=== The task ===
Write out each line word for word. Drop pictures.

=== Records for this task ===
- - - - - - -
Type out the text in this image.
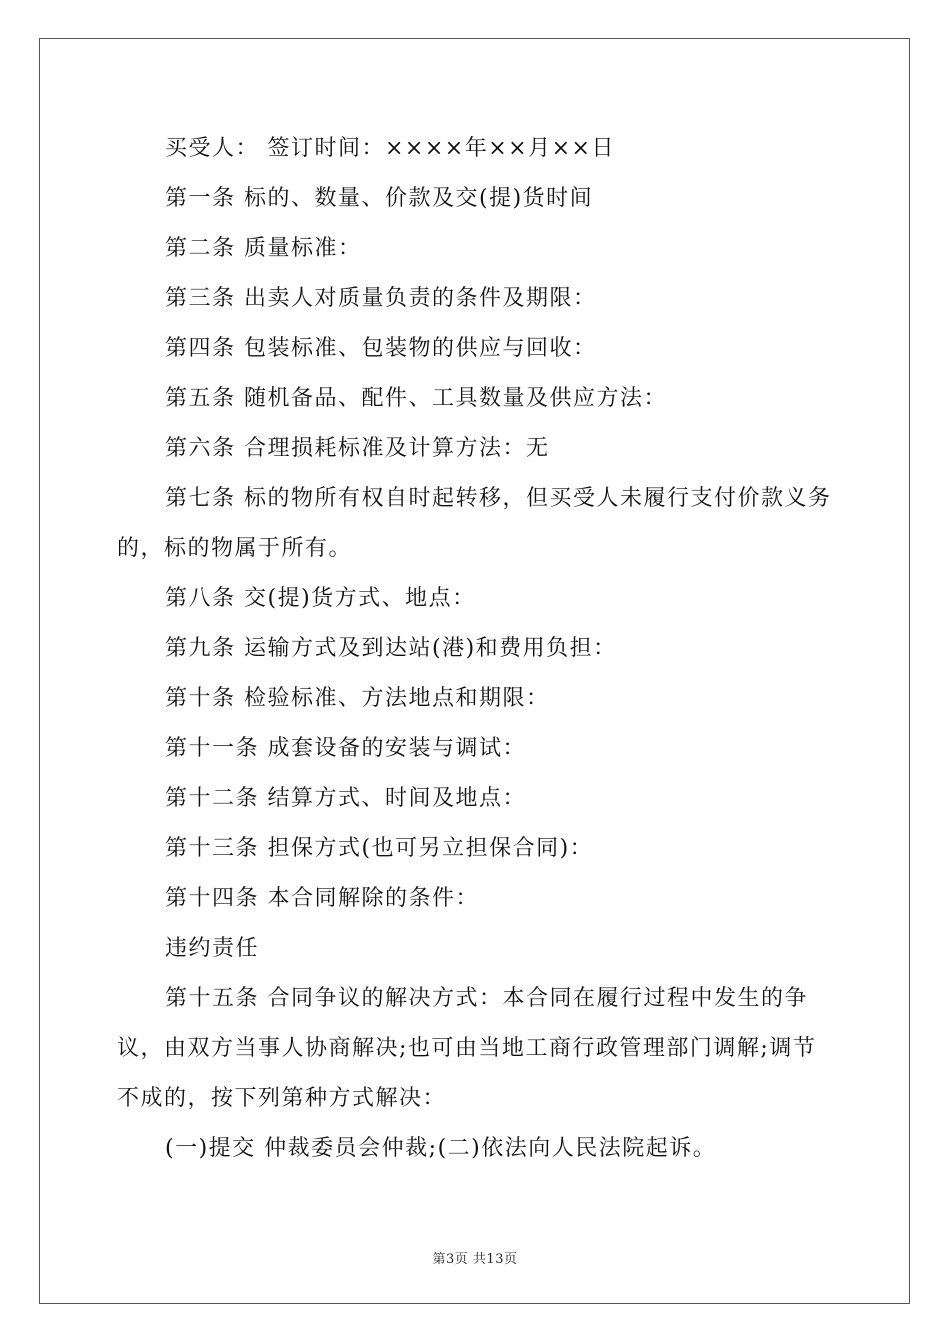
买受人： 签订时间：××××年××月××日

第一条 标的、数量、价款及交(提)货时间

第二条 质量标准：

第三条 出卖人对质量负责的条件及期限：

第四条 包装标准、包装物的供应与回收：

第五条 随机备品、配件、工具数量及供应方法：

第六条 合理损耗标准及计算方法：无

第七条 标的物所有权自时起转移，但买受人未履行支付价款义务的，标的物属于所有。

第八条 交(提)货方式、地点：

第九条 运输方式及到达站(港)和费用负担：

第十条 检验标准、方法地点和期限：

第十一条 成套设备的安装与调试：

第十二条 结算方式、时间及地点：

第十三条 担保方式(也可另立担保合同)：

第十四条 本合同解除的条件：

违约责任

第十五条 合同争议的解决方式：本合同在履行过程中发生的争议，由双方当事人协商解决;也可由当地工商行政管理部门调解;调节不成的，按下列第种方式解决：

(一)提交 仲裁委员会仲裁;(二)依法向人民法院起诉。

第3页 共13页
- - - - - - -
=== Final result ===
Type out the text in this image.
买受人： 签订时间：××××年××月××日

第一条 标的、数量、价款及交(提)货时间

第二条 质量标准：

第三条 出卖人对质量负责的条件及期限：

第四条 包装标准、包装物的供应与回收：

第五条 随机备品、配件、工具数量及供应方法：

第六条 合理损耗标准及计算方法：无

第七条 标的物所有权自时起转移，但买受人未履行支付价款义务的，标的物属于所有。

第八条 交(提)货方式、地点：

第九条 运输方式及到达站(港)和费用负担：

第十条 检验标准、方法地点和期限：

第十一条 成套设备的安装与调试：

第十二条 结算方式、时间及地点：

第十三条 担保方式(也可另立担保合同)：

第十四条 本合同解除的条件：

违约责任

第十五条 合同争议的解决方式：本合同在履行过程中发生的争议，由双方当事人协商解决;也可由当地工商行政管理部门调解;调节不成的，按下列第种方式解决：

(一)提交 仲裁委员会仲裁;(二)依法向人民法院起诉。

第3页 共13页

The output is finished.